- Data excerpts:
--------------------
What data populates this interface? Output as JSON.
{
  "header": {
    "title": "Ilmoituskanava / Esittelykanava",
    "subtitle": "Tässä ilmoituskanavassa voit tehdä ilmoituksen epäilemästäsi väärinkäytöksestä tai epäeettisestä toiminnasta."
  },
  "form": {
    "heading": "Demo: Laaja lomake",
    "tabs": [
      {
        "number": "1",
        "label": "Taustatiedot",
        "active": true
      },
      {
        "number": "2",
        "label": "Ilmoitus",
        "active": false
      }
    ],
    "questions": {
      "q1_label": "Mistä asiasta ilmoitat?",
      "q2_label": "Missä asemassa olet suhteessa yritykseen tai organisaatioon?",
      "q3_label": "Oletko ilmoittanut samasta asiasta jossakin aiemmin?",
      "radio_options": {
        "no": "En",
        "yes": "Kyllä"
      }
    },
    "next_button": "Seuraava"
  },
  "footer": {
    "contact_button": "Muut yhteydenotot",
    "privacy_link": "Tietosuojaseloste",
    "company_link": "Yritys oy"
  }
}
--------------------
- Exercise objective: Extract the complete listing above, reproducing each line exactly.

- Full response:
What data populates this interface? Output as JSON.
{
  "header": {
    "title": "Ilmoituskanava / Esittelykanava",
    "subtitle": "Tässä ilmoituskanavassa voit tehdä ilmoituksen epäilemästäsi väärinkäytöksestä tai epäeettisestä toiminnasta."
  },
  "form": {
    "heading": "Demo: Laaja lomake",
    "tabs": [
      {
        "number": "1",
        "label": "Taustatiedot",
        "active": true
      },
      {
        "number": "2",
        "label": "Ilmoitus",
        "active": false
      }
    ],
    "questions": {
      "q1_label": "Mistä asiasta ilmoitat?",
      "q2_label": "Missä asemassa olet suhteessa yritykseen tai organisaatioon?",
      "q3_label": "Oletko ilmoittanut samasta asiasta jossakin aiemmin?",
      "radio_options": {
        "no": "En",
        "yes": "Kyllä"
      }
    },
    "next_button": "Seuraava"
  },
  "footer": {
    "contact_button": "Muut yhteydenotot",
    "privacy_link": "Tietosuojaseloste",
    "company_link": "Yritys oy"
  }
}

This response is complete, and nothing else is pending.